» TASK STATEMENT
Return the listing below exactly, with the pictures dropped.
** BEGIN DATA RECORDS **
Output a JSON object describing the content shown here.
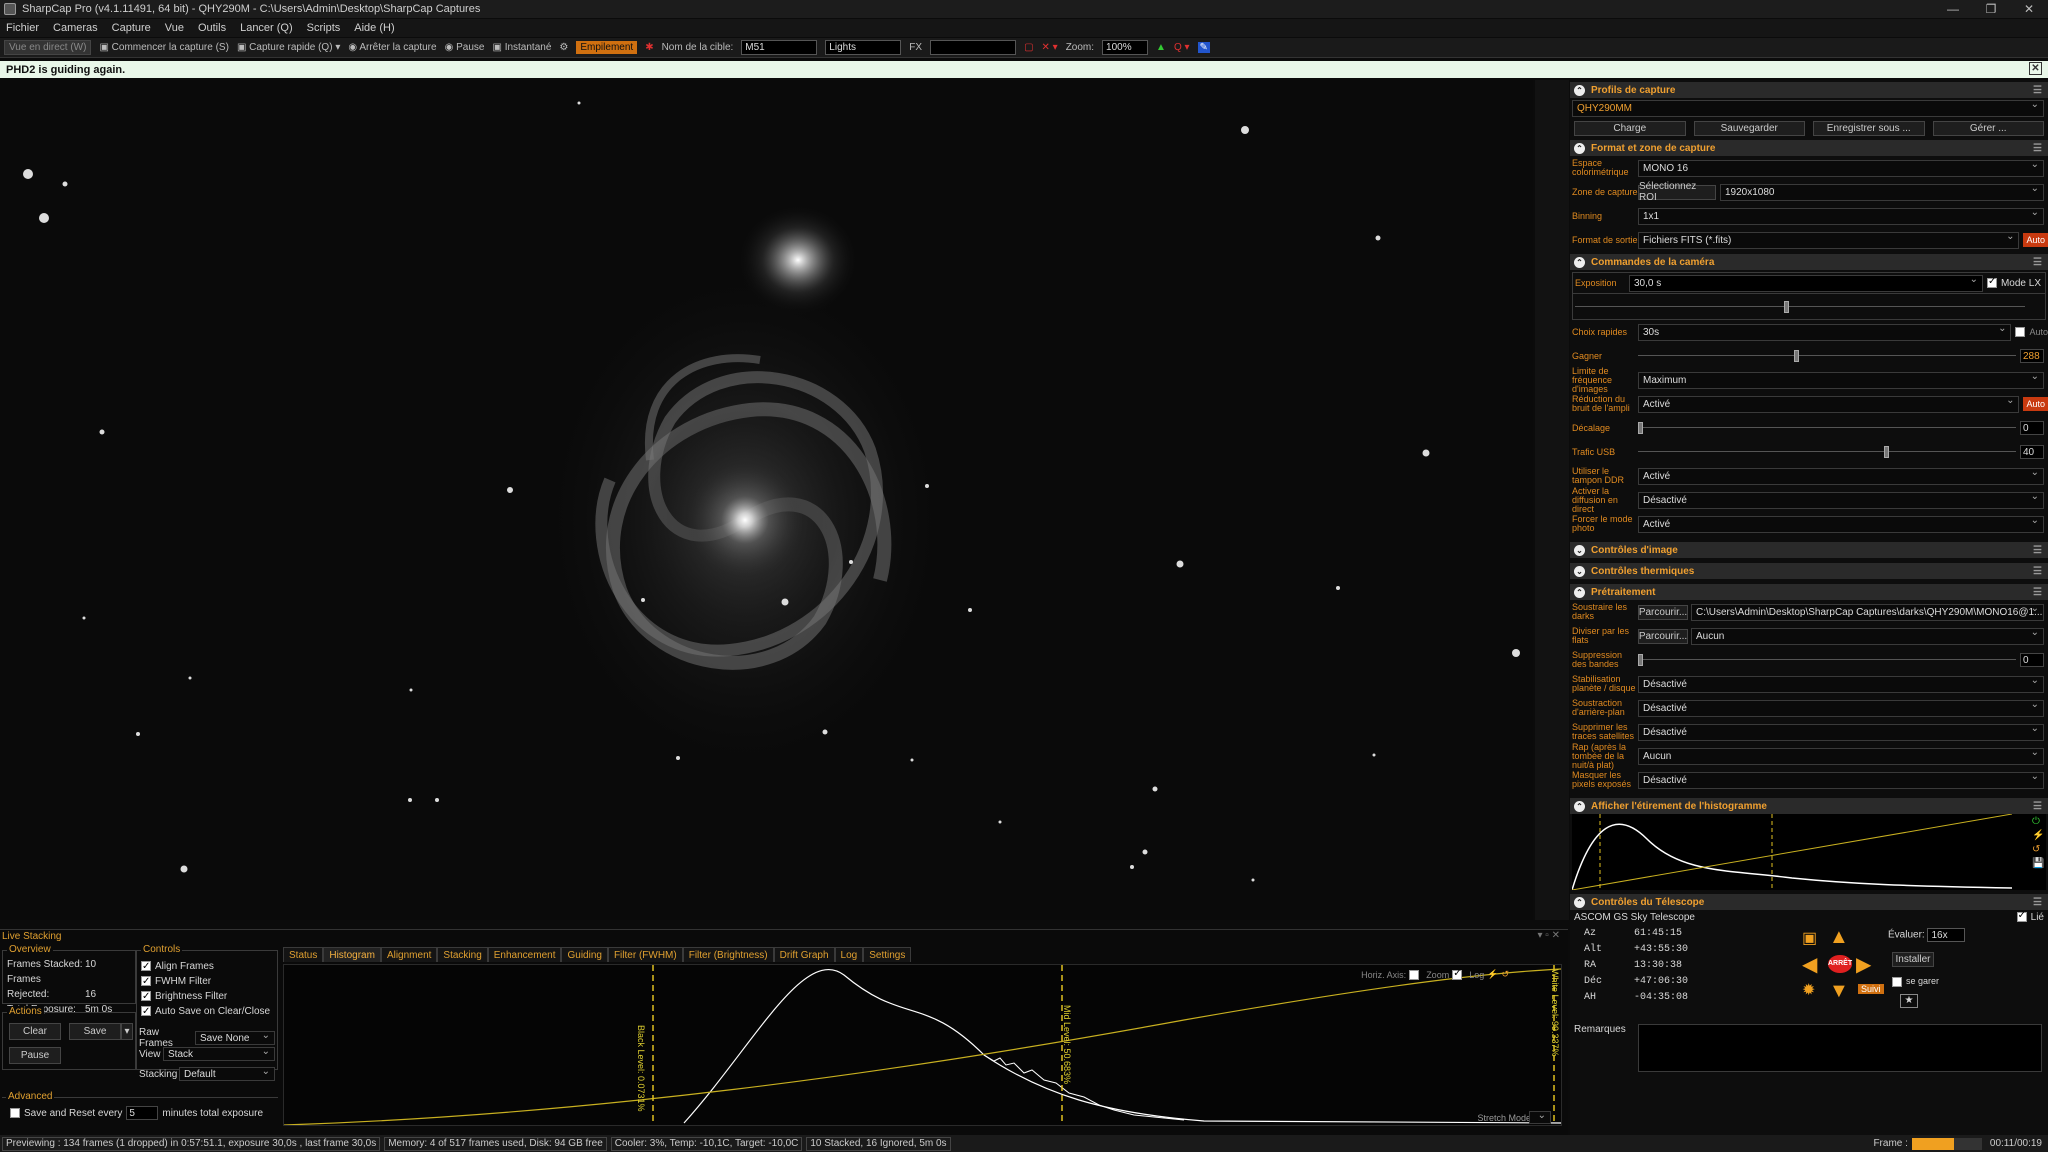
{
  "window": {
    "title": "SharpCap Pro (v4.1.11491, 64 bit) - QHY290M - C:\\Users\\Admin\\Desktop\\SharpCap Captures"
  },
  "menu": [
    "Fichier",
    "Cameras",
    "Capture",
    "Vue",
    "Outils",
    "Lancer (Q)",
    "Scripts",
    "Aide (H)"
  ],
  "toolbar": {
    "live_view": "Vue en direct (W)",
    "start_capture": "Commencer la capture (S)",
    "quick_capture": "Capture rapide (Q)",
    "stop_capture": "Arrêter la capture",
    "pause": "Pause",
    "snapshot": "Instantané",
    "stacking": "Empilement",
    "target_label": "Nom de la cible:",
    "target_value": "M51",
    "frame_type": "Lights",
    "fx_label": "FX",
    "zoom_label": "Zoom:",
    "zoom_value": "100%"
  },
  "notification": "PHD2 is guiding again.",
  "right_panel": {
    "profiles": {
      "title": "Profils de capture",
      "value": "QHY290MM",
      "buttons": [
        "Charge",
        "Sauvegarder",
        "Enregistrer sous ...",
        "Gérer ..."
      ]
    },
    "format": {
      "title": "Format et zone de capture",
      "rows": [
        {
          "label": "Espace colorimétrique",
          "value": "MONO 16"
        },
        {
          "label": "Zone de capture",
          "button": "Sélectionnez ROI",
          "value": "1920x1080"
        },
        {
          "label": "Binning",
          "value": "1x1"
        },
        {
          "label": "Format de sortie",
          "value": "Fichiers FITS (*.fits)",
          "auto": "Auto"
        }
      ]
    },
    "camera": {
      "title": "Commandes de la caméra",
      "exposure_label": "Exposition",
      "exposure_value": "30,0 s",
      "lx_mode": "Mode LX",
      "quick_label": "Choix rapides",
      "quick_value": "30s",
      "auto": "Auto",
      "gain_label": "Gagner",
      "gain_value": "288",
      "gain_fraction": 0.42,
      "exposure_fraction": 0.47,
      "rows": [
        {
          "label": "Limite de fréquence d'images",
          "value": "Maximum"
        },
        {
          "label": "Réduction du bruit de l'ampli",
          "value": "Activé",
          "auto": "Auto"
        }
      ],
      "offset_label": "Décalage",
      "offset_value": "0",
      "usb_label": "Trafic USB",
      "usb_value": "40",
      "usb_fraction": 0.66,
      "rows2": [
        {
          "label": "Utiliser le tampon DDR",
          "value": "Activé"
        },
        {
          "label": "Activer la diffusion en direct",
          "value": "Désactivé"
        },
        {
          "label": "Forcer le mode photo",
          "value": "Activé"
        }
      ]
    },
    "image_controls": "Contrôles d'image",
    "thermal_controls": "Contrôles thermiques",
    "preprocessing": {
      "title": "Prétraitement",
      "darks_label": "Soustraire les darks",
      "browse": "Parcourir...",
      "darks_value": "C:\\Users\\Admin\\Desktop\\SharpCap Captures\\darks\\QHY290M\\MONO16@1...",
      "flats_label": "Diviser par les flats",
      "flats_value": "Aucun",
      "banding_label": "Suppression des bandes",
      "banding_value": "0",
      "rows": [
        {
          "label": "Stabilisation planète / disque",
          "value": "Désactivé"
        },
        {
          "label": "Soustraction d'arrière-plan",
          "value": "Désactivé"
        },
        {
          "label": "Supprimer les traces satellites",
          "value": "Désactivé"
        },
        {
          "label": "Rap (après la tombée de la nuit/à plat)",
          "value": "Aucun"
        },
        {
          "label": "Masquer les pixels exposés",
          "value": "Désactivé"
        }
      ]
    },
    "histogram_title": "Afficher l'étirement de l'histogramme",
    "telescope": {
      "title": "Contrôles du Télescope",
      "linked": "Lié",
      "name": "ASCOM GS Sky Telescope",
      "coords": [
        {
          "k": "Az",
          "v": "61:45:15"
        },
        {
          "k": "Alt",
          "v": "+43:55:30"
        },
        {
          "k": "RA",
          "v": "13:30:38"
        },
        {
          "k": "Déc",
          "v": "+47:06:30"
        },
        {
          "k": "AH",
          "v": "-04:35:08"
        }
      ],
      "rate_label": "Évaluer:",
      "rate_value": "16x",
      "install": "Installer",
      "park": "se garer",
      "stop": "ARRÊT",
      "follow": "Suivi",
      "notes_label": "Remarques"
    }
  },
  "live_stacking": {
    "title": "Live Stacking",
    "overview": {
      "title": "Overview",
      "frames_stacked_label": "Frames Stacked:",
      "frames_stacked": "10",
      "frames_rejected_label": "Frames Rejected:",
      "frames_rejected": "16",
      "total_exposure_label": "Total Exposure:",
      "total_exposure": "5m 0s"
    },
    "actions": {
      "title": "Actions",
      "clear": "Clear",
      "save": "Save",
      "pause": "Pause"
    },
    "controls": {
      "title": "Controls",
      "checks": [
        "Align Frames",
        "FWHM Filter",
        "Brightness Filter",
        "Auto Save on Clear/Close"
      ],
      "raw_frames_label": "Raw Frames",
      "raw_frames_value": "Save None",
      "view_label": "View",
      "view_value": "Stack",
      "stacking_label": "Stacking",
      "stacking_value": "Default"
    },
    "advanced": {
      "title": "Advanced",
      "save_reset": "Save and Reset every",
      "minutes": "5",
      "suffix": "minutes total exposure"
    },
    "tabs": [
      "Status",
      "Histogram",
      "Alignment",
      "Stacking",
      "Enhancement",
      "Guiding",
      "Filter (FWHM)",
      "Filter (Brightness)",
      "Drift Graph",
      "Log",
      "Settings"
    ],
    "active_tab": "Histogram",
    "histogram": {
      "horiz_axis": "Horiz. Axis:",
      "zoom": "Zoom",
      "log": "Log",
      "black_level": "Black Level: 0.0731%",
      "mid_level": "Mid Level: 50.683%",
      "white_level": "White Level: 99.337%",
      "stretch_mode": "Stretch Mode"
    }
  },
  "status_bar": {
    "previewing": "Previewing : 134 frames (1 dropped) in 0:57:51.1, exposure 30,0s , last frame 30,0s",
    "memory": "Memory: 4 of 517 frames used, Disk: 94 GB free",
    "cooler": "Cooler: 3%, Temp: -10,1C, Target: -10,0C",
    "stacked": "10 Stacked, 16 Ignored, 5m 0s",
    "frame_label": "Frame :",
    "frame_time": "00:11/00:19",
    "frame_progress": 0.6
  },
  "colors": {
    "accent": "#e0a030",
    "notif_bg": "#e9f7e9",
    "stack_btn": "#d07010",
    "stop_red": "#e02020",
    "arrow": "#f0a020"
  }
}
** END DATA RECORDS **
» ANSWER TO THIS TASK
Output a JSON object describing the content shown here.
{
  "window": {
    "title": "SharpCap Pro (v4.1.11491, 64 bit) - QHY290M - C:\\Users\\Admin\\Desktop\\SharpCap Captures"
  },
  "menu": [
    "Fichier",
    "Cameras",
    "Capture",
    "Vue",
    "Outils",
    "Lancer (Q)",
    "Scripts",
    "Aide (H)"
  ],
  "toolbar": {
    "live_view": "Vue en direct (W)",
    "start_capture": "Commencer la capture (S)",
    "quick_capture": "Capture rapide (Q)",
    "stop_capture": "Arrêter la capture",
    "pause": "Pause",
    "snapshot": "Instantané",
    "stacking": "Empilement",
    "target_label": "Nom de la cible:",
    "target_value": "M51",
    "frame_type": "Lights",
    "fx_label": "FX",
    "zoom_label": "Zoom:",
    "zoom_value": "100%"
  },
  "notification": "PHD2 is guiding again.",
  "right_panel": {
    "profiles": {
      "title": "Profils de capture",
      "value": "QHY290MM",
      "buttons": [
        "Charge",
        "Sauvegarder",
        "Enregistrer sous ...",
        "Gérer ..."
      ]
    },
    "format": {
      "title": "Format et zone de capture",
      "rows": [
        {
          "label": "Espace colorimétrique",
          "value": "MONO 16"
        },
        {
          "label": "Zone de capture",
          "button": "Sélectionnez ROI",
          "value": "1920x1080"
        },
        {
          "label": "Binning",
          "value": "1x1"
        },
        {
          "label": "Format de sortie",
          "value": "Fichiers FITS (*.fits)",
          "auto": "Auto"
        }
      ]
    },
    "camera": {
      "title": "Commandes de la caméra",
      "exposure_label": "Exposition",
      "exposure_value": "30,0 s",
      "lx_mode": "Mode LX",
      "quick_label": "Choix rapides",
      "quick_value": "30s",
      "auto": "Auto",
      "gain_label": "Gagner",
      "gain_value": "288",
      "gain_fraction": 0.42,
      "exposure_fraction": 0.47,
      "rows": [
        {
          "label": "Limite de fréquence d'images",
          "value": "Maximum"
        },
        {
          "label": "Réduction du bruit de l'ampli",
          "value": "Activé",
          "auto": "Auto"
        }
      ],
      "offset_label": "Décalage",
      "offset_value": "0",
      "usb_label": "Trafic USB",
      "usb_value": "40",
      "usb_fraction": 0.66,
      "rows2": [
        {
          "label": "Utiliser le tampon DDR",
          "value": "Activé"
        },
        {
          "label": "Activer la diffusion en direct",
          "value": "Désactivé"
        },
        {
          "label": "Forcer le mode photo",
          "value": "Activé"
        }
      ]
    },
    "image_controls": "Contrôles d'image",
    "thermal_controls": "Contrôles thermiques",
    "preprocessing": {
      "title": "Prétraitement",
      "darks_label": "Soustraire les darks",
      "browse": "Parcourir...",
      "darks_value": "C:\\Users\\Admin\\Desktop\\SharpCap Captures\\darks\\QHY290M\\MONO16@1...",
      "flats_label": "Diviser par les flats",
      "flats_value": "Aucun",
      "banding_label": "Suppression des bandes",
      "banding_value": "0",
      "rows": [
        {
          "label": "Stabilisation planète / disque",
          "value": "Désactivé"
        },
        {
          "label": "Soustraction d'arrière-plan",
          "value": "Désactivé"
        },
        {
          "label": "Supprimer les traces satellites",
          "value": "Désactivé"
        },
        {
          "label": "Rap (après la tombée de la nuit/à plat)",
          "value": "Aucun"
        },
        {
          "label": "Masquer les pixels exposés",
          "value": "Désactivé"
        }
      ]
    },
    "histogram_title": "Afficher l'étirement de l'histogramme",
    "telescope": {
      "title": "Contrôles du Télescope",
      "linked": "Lié",
      "name": "ASCOM GS Sky Telescope",
      "coords": [
        {
          "k": "Az",
          "v": "61:45:15"
        },
        {
          "k": "Alt",
          "v": "+43:55:30"
        },
        {
          "k": "RA",
          "v": "13:30:38"
        },
        {
          "k": "Déc",
          "v": "+47:06:30"
        },
        {
          "k": "AH",
          "v": "-04:35:08"
        }
      ],
      "rate_label": "Évaluer:",
      "rate_value": "16x",
      "install": "Installer",
      "park": "se garer",
      "stop": "ARRÊT",
      "follow": "Suivi",
      "notes_label": "Remarques"
    }
  },
  "live_stacking": {
    "title": "Live Stacking",
    "overview": {
      "title": "Overview",
      "frames_stacked_label": "Frames Stacked:",
      "frames_stacked": "10",
      "frames_rejected_label": "Frames Rejected:",
      "frames_rejected": "16",
      "total_exposure_label": "Total Exposure:",
      "total_exposure": "5m 0s"
    },
    "actions": {
      "title": "Actions",
      "clear": "Clear",
      "save": "Save",
      "pause": "Pause"
    },
    "controls": {
      "title": "Controls",
      "checks": [
        "Align Frames",
        "FWHM Filter",
        "Brightness Filter",
        "Auto Save on Clear/Close"
      ],
      "raw_frames_label": "Raw Frames",
      "raw_frames_value": "Save None",
      "view_label": "View",
      "view_value": "Stack",
      "stacking_label": "Stacking",
      "stacking_value": "Default"
    },
    "advanced": {
      "title": "Advanced",
      "save_reset": "Save and Reset every",
      "minutes": "5",
      "suffix": "minutes total exposure"
    },
    "tabs": [
      "Status",
      "Histogram",
      "Alignment",
      "Stacking",
      "Enhancement",
      "Guiding",
      "Filter (FWHM)",
      "Filter (Brightness)",
      "Drift Graph",
      "Log",
      "Settings"
    ],
    "active_tab": "Histogram",
    "histogram": {
      "horiz_axis": "Horiz. Axis:",
      "zoom": "Zoom",
      "log": "Log",
      "black_level": "Black Level: 0.0731%",
      "mid_level": "Mid Level: 50.683%",
      "white_level": "White Level: 99.337%",
      "stretch_mode": "Stretch Mode"
    }
  },
  "status_bar": {
    "previewing": "Previewing : 134 frames (1 dropped) in 0:57:51.1, exposure 30,0s , last frame 30,0s",
    "memory": "Memory: 4 of 517 frames used, Disk: 94 GB free",
    "cooler": "Cooler: 3%, Temp: -10,1C, Target: -10,0C",
    "stacked": "10 Stacked, 16 Ignored, 5m 0s",
    "frame_label": "Frame :",
    "frame_time": "00:11/00:19",
    "frame_progress": 0.6
  },
  "colors": {
    "accent": "#e0a030",
    "notif_bg": "#e9f7e9",
    "stack_btn": "#d07010",
    "stop_red": "#e02020",
    "arrow": "#f0a020"
  }
}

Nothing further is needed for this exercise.